### GIVEN INSTRUCTION
Restate the listing below word for word, omitting any images.

[begin DATA EXCERPTS]

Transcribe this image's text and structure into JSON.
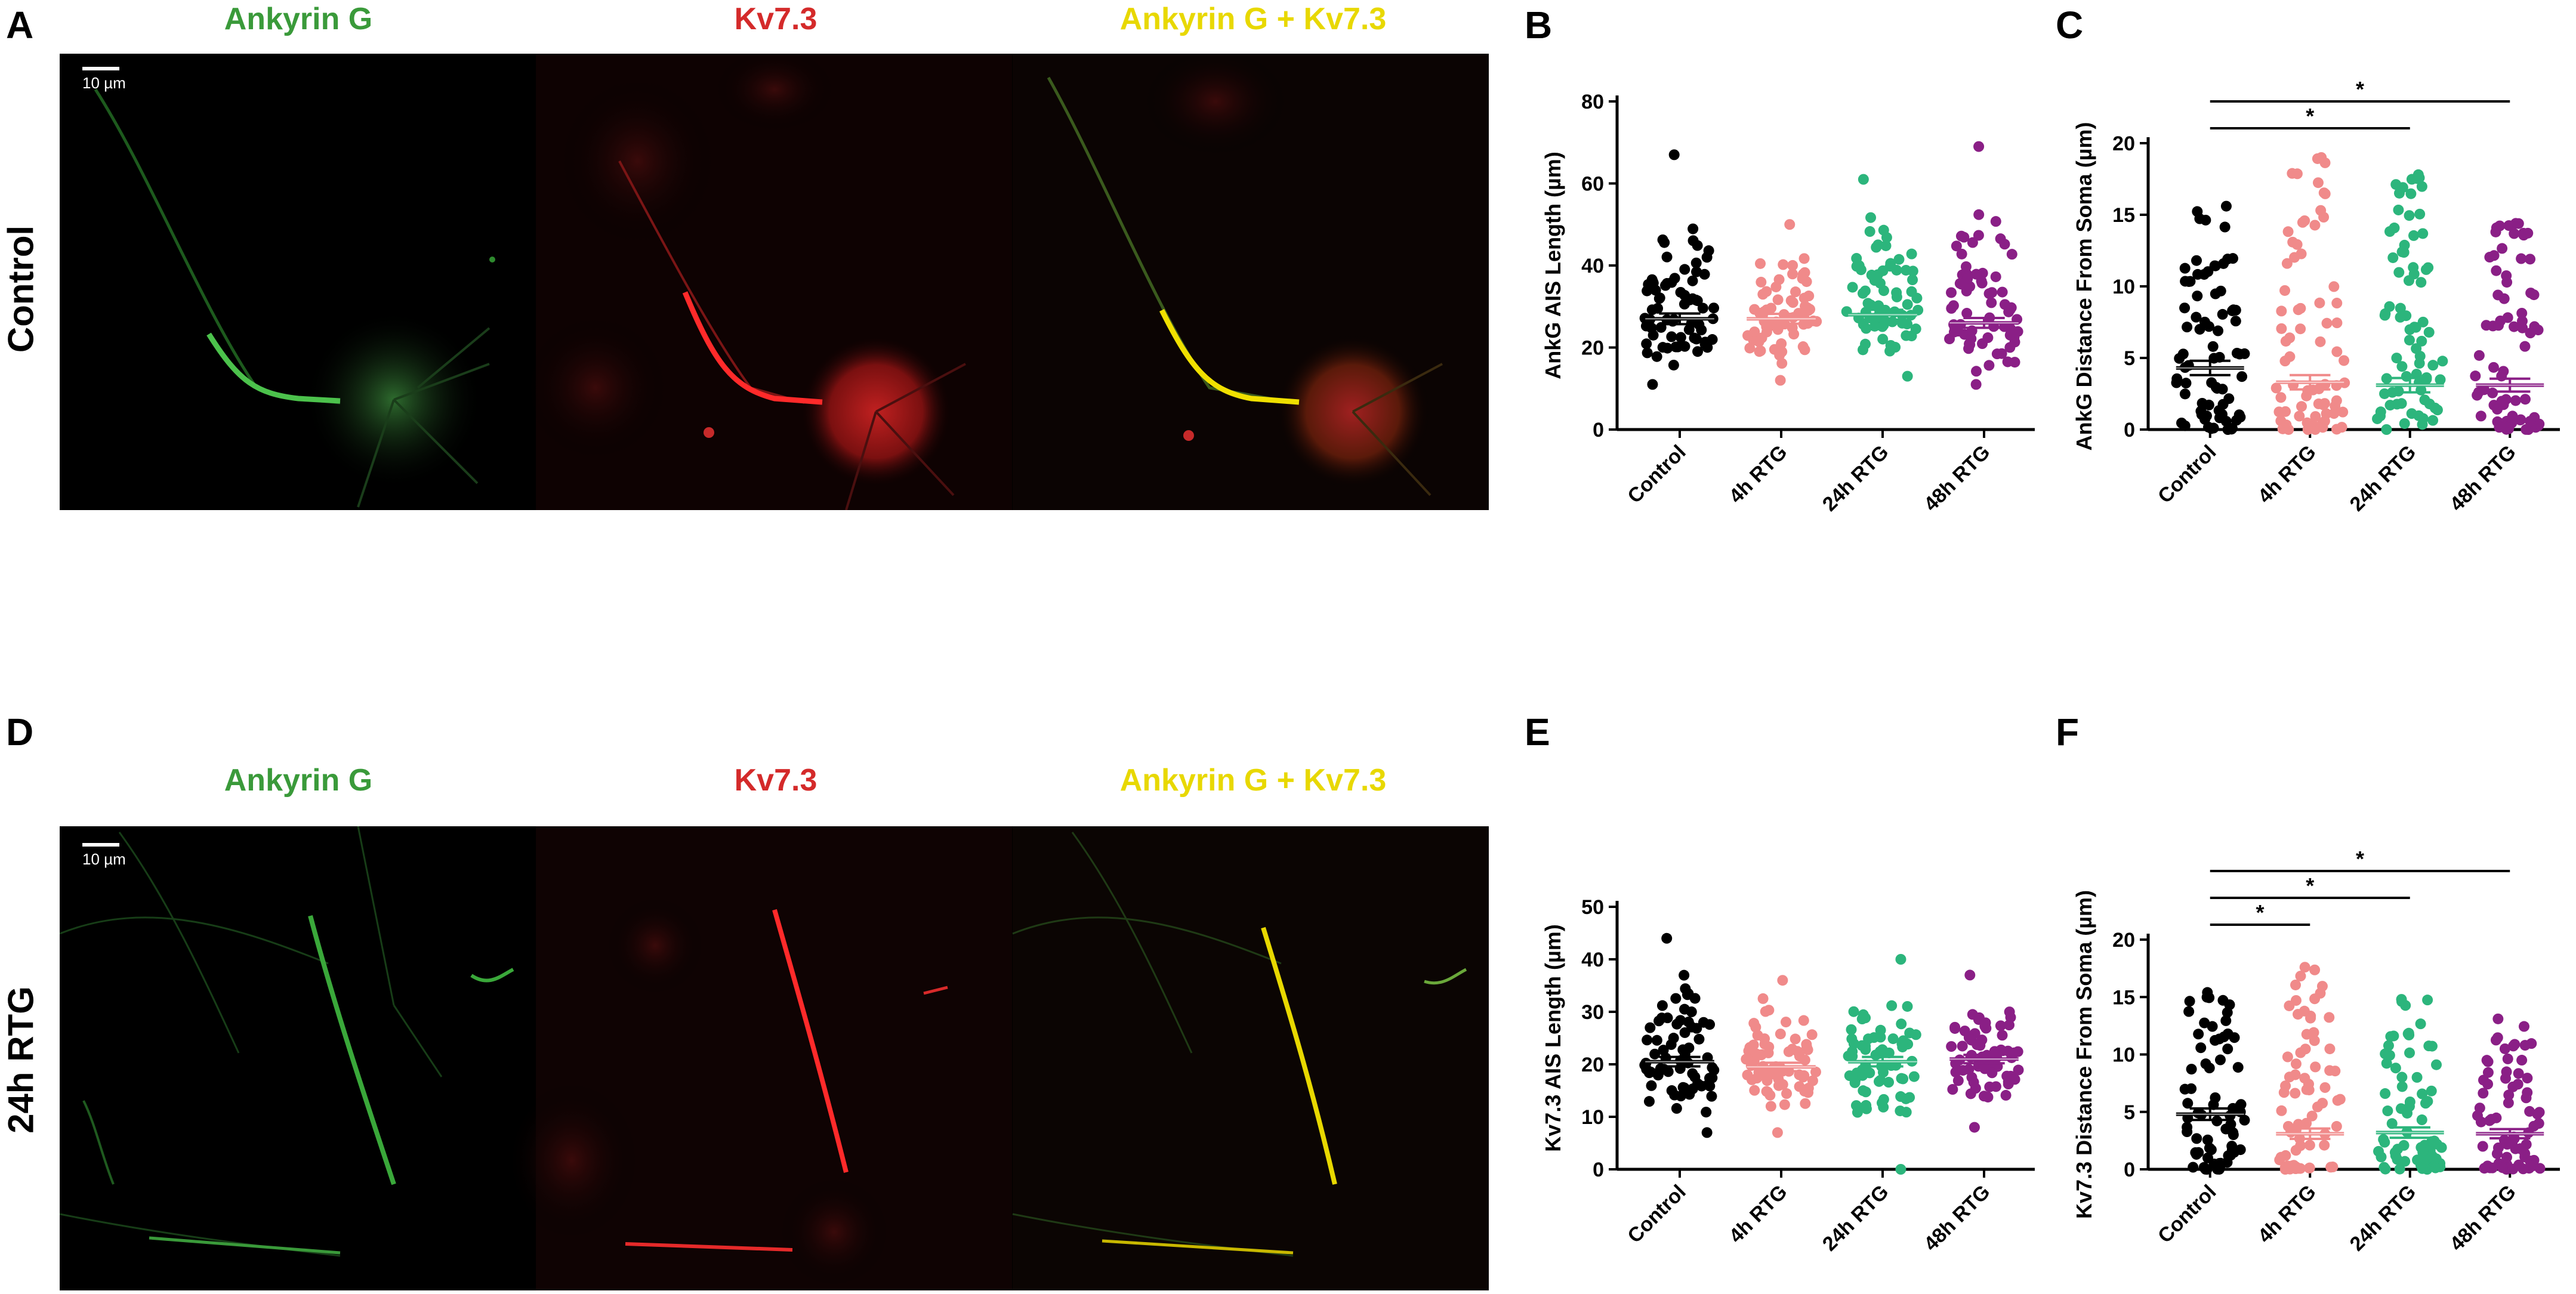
{
  "panels": {
    "A": "A",
    "B": "B",
    "C": "C",
    "D": "D",
    "E": "E",
    "F": "F"
  },
  "row_labels": {
    "top": "Control",
    "bottom": "24h RTG"
  },
  "channels": {
    "green": "Ankyrin G",
    "red": "Kv7.3",
    "merge": "Ankyrin G + Kv7.3"
  },
  "scale_bar": "10 µm",
  "colors": {
    "green": "#3a9a3a",
    "red": "#d42a2a",
    "merge": "#e8d800",
    "Control": "#000000",
    "4h RTG": "#f08a8a",
    "24h RTG": "#2cb57c",
    "48h RTG": "#8a1f86"
  },
  "chart_data": [
    {
      "type": "scatter",
      "panel": "B",
      "ylabel": "AnkG AIS Length (µm)",
      "ylim": [
        0,
        80
      ],
      "yticks": [
        0,
        20,
        40,
        60,
        80
      ],
      "categories": [
        "Control",
        "4h RTG",
        "24h RTG",
        "48h RTG"
      ],
      "series": [
        {
          "name": "Control",
          "mean": 27,
          "sem": 1.3,
          "min": 11,
          "max": 67,
          "n": 70
        },
        {
          "name": "4h RTG",
          "mean": 27,
          "sem": 1.2,
          "min": 12,
          "max": 50,
          "n": 70
        },
        {
          "name": "24h RTG",
          "mean": 28,
          "sem": 1.2,
          "min": 13,
          "max": 61,
          "n": 70
        },
        {
          "name": "48h RTG",
          "mean": 26,
          "sem": 1.2,
          "min": 11,
          "max": 69,
          "n": 70
        }
      ],
      "significance": []
    },
    {
      "type": "scatter",
      "panel": "C",
      "ylabel": "AnkG Distance From Soma (µm)",
      "ylim": [
        0,
        20
      ],
      "yticks": [
        0,
        5,
        10,
        15,
        20
      ],
      "categories": [
        "Control",
        "4h RTG",
        "24h RTG",
        "48h RTG"
      ],
      "series": [
        {
          "name": "Control",
          "mean": 4.3,
          "sem": 0.5,
          "min": 0,
          "max": 15.6,
          "n": 75
        },
        {
          "name": "4h RTG",
          "mean": 3.3,
          "sem": 0.5,
          "min": 0,
          "max": 19,
          "n": 75
        },
        {
          "name": "24h RTG",
          "mean": 3.1,
          "sem": 0.5,
          "min": 0,
          "max": 17.8,
          "n": 75
        },
        {
          "name": "48h RTG",
          "mean": 3.1,
          "sem": 0.45,
          "min": 0,
          "max": 14.4,
          "n": 75
        }
      ],
      "significance": [
        {
          "from": "Control",
          "to": "24h RTG",
          "label": "*"
        },
        {
          "from": "Control",
          "to": "48h RTG",
          "label": "*"
        }
      ]
    },
    {
      "type": "scatter",
      "panel": "E",
      "ylabel": "Kv7.3 AIS Length (µm)",
      "ylim": [
        0,
        50
      ],
      "yticks": [
        0,
        10,
        20,
        30,
        40,
        50
      ],
      "categories": [
        "Control",
        "4h RTG",
        "24h RTG",
        "48h RTG"
      ],
      "series": [
        {
          "name": "Control",
          "mean": 20.5,
          "sem": 0.9,
          "min": 7,
          "max": 44,
          "n": 70
        },
        {
          "name": "4h RTG",
          "mean": 19.5,
          "sem": 0.8,
          "min": 7,
          "max": 36,
          "n": 70
        },
        {
          "name": "24h RTG",
          "mean": 20.5,
          "sem": 0.9,
          "min": 0,
          "max": 40,
          "n": 70
        },
        {
          "name": "48h RTG",
          "mean": 21,
          "sem": 0.8,
          "min": 8,
          "max": 37,
          "n": 70
        }
      ],
      "significance": []
    },
    {
      "type": "scatter",
      "panel": "F",
      "ylabel": "Kv7.3 Distance From Soma (µm)",
      "ylim": [
        0,
        20
      ],
      "yticks": [
        0,
        5,
        10,
        15,
        20
      ],
      "categories": [
        "Control",
        "4h RTG",
        "24h RTG",
        "48h RTG"
      ],
      "series": [
        {
          "name": "Control",
          "mean": 4.8,
          "sem": 0.5,
          "min": 0,
          "max": 15.4,
          "n": 70
        },
        {
          "name": "4h RTG",
          "mean": 3.1,
          "sem": 0.45,
          "min": 0,
          "max": 17.6,
          "n": 70
        },
        {
          "name": "24h RTG",
          "mean": 3.2,
          "sem": 0.45,
          "min": 0,
          "max": 14.8,
          "n": 70
        },
        {
          "name": "48h RTG",
          "mean": 3.1,
          "sem": 0.4,
          "min": 0,
          "max": 13.1,
          "n": 70
        }
      ],
      "significance": [
        {
          "from": "Control",
          "to": "4h RTG",
          "label": "*"
        },
        {
          "from": "Control",
          "to": "24h RTG",
          "label": "*"
        },
        {
          "from": "Control",
          "to": "48h RTG",
          "label": "*"
        }
      ]
    }
  ]
}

[end DATA EXCERPTS]

### WORKED SOLUTION
Transcribe this image's text and structure into JSON.
{
  "panels": {
    "A": "A",
    "B": "B",
    "C": "C",
    "D": "D",
    "E": "E",
    "F": "F"
  },
  "row_labels": {
    "top": "Control",
    "bottom": "24h RTG"
  },
  "channels": {
    "green": "Ankyrin G",
    "red": "Kv7.3",
    "merge": "Ankyrin G + Kv7.3"
  },
  "scale_bar": "10 µm",
  "colors": {
    "green": "#3a9a3a",
    "red": "#d42a2a",
    "merge": "#e8d800",
    "Control": "#000000",
    "4h RTG": "#f08a8a",
    "24h RTG": "#2cb57c",
    "48h RTG": "#8a1f86"
  },
  "chart_data": [
    {
      "type": "scatter",
      "panel": "B",
      "ylabel": "AnkG AIS Length (µm)",
      "ylim": [
        0,
        80
      ],
      "yticks": [
        0,
        20,
        40,
        60,
        80
      ],
      "categories": [
        "Control",
        "4h RTG",
        "24h RTG",
        "48h RTG"
      ],
      "series": [
        {
          "name": "Control",
          "mean": 27,
          "sem": 1.3,
          "min": 11,
          "max": 67,
          "n": 70
        },
        {
          "name": "4h RTG",
          "mean": 27,
          "sem": 1.2,
          "min": 12,
          "max": 50,
          "n": 70
        },
        {
          "name": "24h RTG",
          "mean": 28,
          "sem": 1.2,
          "min": 13,
          "max": 61,
          "n": 70
        },
        {
          "name": "48h RTG",
          "mean": 26,
          "sem": 1.2,
          "min": 11,
          "max": 69,
          "n": 70
        }
      ],
      "significance": []
    },
    {
      "type": "scatter",
      "panel": "C",
      "ylabel": "AnkG Distance From Soma (µm)",
      "ylim": [
        0,
        20
      ],
      "yticks": [
        0,
        5,
        10,
        15,
        20
      ],
      "categories": [
        "Control",
        "4h RTG",
        "24h RTG",
        "48h RTG"
      ],
      "series": [
        {
          "name": "Control",
          "mean": 4.3,
          "sem": 0.5,
          "min": 0,
          "max": 15.6,
          "n": 75
        },
        {
          "name": "4h RTG",
          "mean": 3.3,
          "sem": 0.5,
          "min": 0,
          "max": 19,
          "n": 75
        },
        {
          "name": "24h RTG",
          "mean": 3.1,
          "sem": 0.5,
          "min": 0,
          "max": 17.8,
          "n": 75
        },
        {
          "name": "48h RTG",
          "mean": 3.1,
          "sem": 0.45,
          "min": 0,
          "max": 14.4,
          "n": 75
        }
      ],
      "significance": [
        {
          "from": "Control",
          "to": "24h RTG",
          "label": "*"
        },
        {
          "from": "Control",
          "to": "48h RTG",
          "label": "*"
        }
      ]
    },
    {
      "type": "scatter",
      "panel": "E",
      "ylabel": "Kv7.3 AIS Length (µm)",
      "ylim": [
        0,
        50
      ],
      "yticks": [
        0,
        10,
        20,
        30,
        40,
        50
      ],
      "categories": [
        "Control",
        "4h RTG",
        "24h RTG",
        "48h RTG"
      ],
      "series": [
        {
          "name": "Control",
          "mean": 20.5,
          "sem": 0.9,
          "min": 7,
          "max": 44,
          "n": 70
        },
        {
          "name": "4h RTG",
          "mean": 19.5,
          "sem": 0.8,
          "min": 7,
          "max": 36,
          "n": 70
        },
        {
          "name": "24h RTG",
          "mean": 20.5,
          "sem": 0.9,
          "min": 0,
          "max": 40,
          "n": 70
        },
        {
          "name": "48h RTG",
          "mean": 21,
          "sem": 0.8,
          "min": 8,
          "max": 37,
          "n": 70
        }
      ],
      "significance": []
    },
    {
      "type": "scatter",
      "panel": "F",
      "ylabel": "Kv7.3 Distance From Soma (µm)",
      "ylim": [
        0,
        20
      ],
      "yticks": [
        0,
        5,
        10,
        15,
        20
      ],
      "categories": [
        "Control",
        "4h RTG",
        "24h RTG",
        "48h RTG"
      ],
      "series": [
        {
          "name": "Control",
          "mean": 4.8,
          "sem": 0.5,
          "min": 0,
          "max": 15.4,
          "n": 70
        },
        {
          "name": "4h RTG",
          "mean": 3.1,
          "sem": 0.45,
          "min": 0,
          "max": 17.6,
          "n": 70
        },
        {
          "name": "24h RTG",
          "mean": 3.2,
          "sem": 0.45,
          "min": 0,
          "max": 14.8,
          "n": 70
        },
        {
          "name": "48h RTG",
          "mean": 3.1,
          "sem": 0.4,
          "min": 0,
          "max": 13.1,
          "n": 70
        }
      ],
      "significance": [
        {
          "from": "Control",
          "to": "4h RTG",
          "label": "*"
        },
        {
          "from": "Control",
          "to": "24h RTG",
          "label": "*"
        },
        {
          "from": "Control",
          "to": "48h RTG",
          "label": "*"
        }
      ]
    }
  ]
}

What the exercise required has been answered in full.